### The problem
Reproduce the listing verbatim.

### Dataset
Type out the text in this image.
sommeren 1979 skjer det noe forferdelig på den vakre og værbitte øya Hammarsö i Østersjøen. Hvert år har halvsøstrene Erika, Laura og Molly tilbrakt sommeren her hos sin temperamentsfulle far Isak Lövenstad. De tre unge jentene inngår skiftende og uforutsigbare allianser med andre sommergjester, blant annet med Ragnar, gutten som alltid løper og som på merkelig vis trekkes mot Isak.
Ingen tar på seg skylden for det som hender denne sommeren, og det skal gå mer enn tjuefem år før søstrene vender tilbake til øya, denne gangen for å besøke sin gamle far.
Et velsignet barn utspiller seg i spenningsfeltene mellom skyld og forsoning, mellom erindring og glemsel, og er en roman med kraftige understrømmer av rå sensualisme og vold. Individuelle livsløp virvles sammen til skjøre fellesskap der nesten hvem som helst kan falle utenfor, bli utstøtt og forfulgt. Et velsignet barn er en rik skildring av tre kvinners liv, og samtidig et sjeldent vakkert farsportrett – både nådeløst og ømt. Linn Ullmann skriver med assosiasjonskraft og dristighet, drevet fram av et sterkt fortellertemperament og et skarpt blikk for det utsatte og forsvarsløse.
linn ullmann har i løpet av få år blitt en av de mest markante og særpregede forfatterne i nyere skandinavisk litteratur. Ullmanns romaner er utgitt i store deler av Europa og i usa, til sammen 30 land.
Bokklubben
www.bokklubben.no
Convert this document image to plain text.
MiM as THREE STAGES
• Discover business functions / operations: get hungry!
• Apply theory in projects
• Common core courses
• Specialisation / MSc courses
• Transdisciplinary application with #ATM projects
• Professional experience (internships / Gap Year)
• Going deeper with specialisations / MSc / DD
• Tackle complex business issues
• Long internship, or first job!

### Result
Type out the text in this image.
sommeren 1979 skjer det noe forferdelig på den vakre og værbitte øya Hammarsö i Østersjøen. Hvert år har halvsøstrene Erika, Laura og Molly tilbrakt sommeren her hos sin temperamentsfulle far Isak Lövenstad. De tre unge jentene inngår skiftende og uforutsigbare allianser med andre sommergjester, blant annet med Ragnar, gutten som alltid løper og som på merkelig vis trekkes mot Isak.
Ingen tar på seg skylden for det som hender denne sommeren, og det skal gå mer enn tjuefem år før søstrene vender tilbake til øya, denne gangen for å besøke sin gamle far.
Et velsignet barn utspiller seg i spenningsfeltene mellom skyld og forsoning, mellom erindring og glemsel, og er en roman med kraftige understrømmer av rå sensualisme og vold. Individuelle livsløp virvles sammen til skjøre fellesskap der nesten hvem som helst kan falle utenfor, bli utstøtt og forfulgt. Et velsignet barn er en rik skildring av tre kvinners liv, og samtidig et sjeldent vakkert farsportrett – både nådeløst og ømt. Linn Ullmann skriver med assosiasjonskraft og dristighet, drevet fram av et sterkt fortellertemperament og et skarpt blikk for det utsatte og forsvarsløse.
linn ullmann har i løpet av få år blitt en av de mest markante og særpregede forfatterne i nyere skandinavisk litteratur. Ullmanns romaner er utgitt i store deler av Europa og i usa, til sammen 30 land.
Bokklubben
www.bokklubben.no
Convert this document image to plain text.
MiM as THREE STAGES
• Discover business functions / operations: get hungry!
• Apply theory in projects
• Common core courses
• Specialisation / MSc courses
• Transdisciplinary application with #ATM projects
• Professional experience (internships / Gap Year)
• Going deeper with specialisations / MSc / DD
• Tackle complex business issues
• Long internship, or first job!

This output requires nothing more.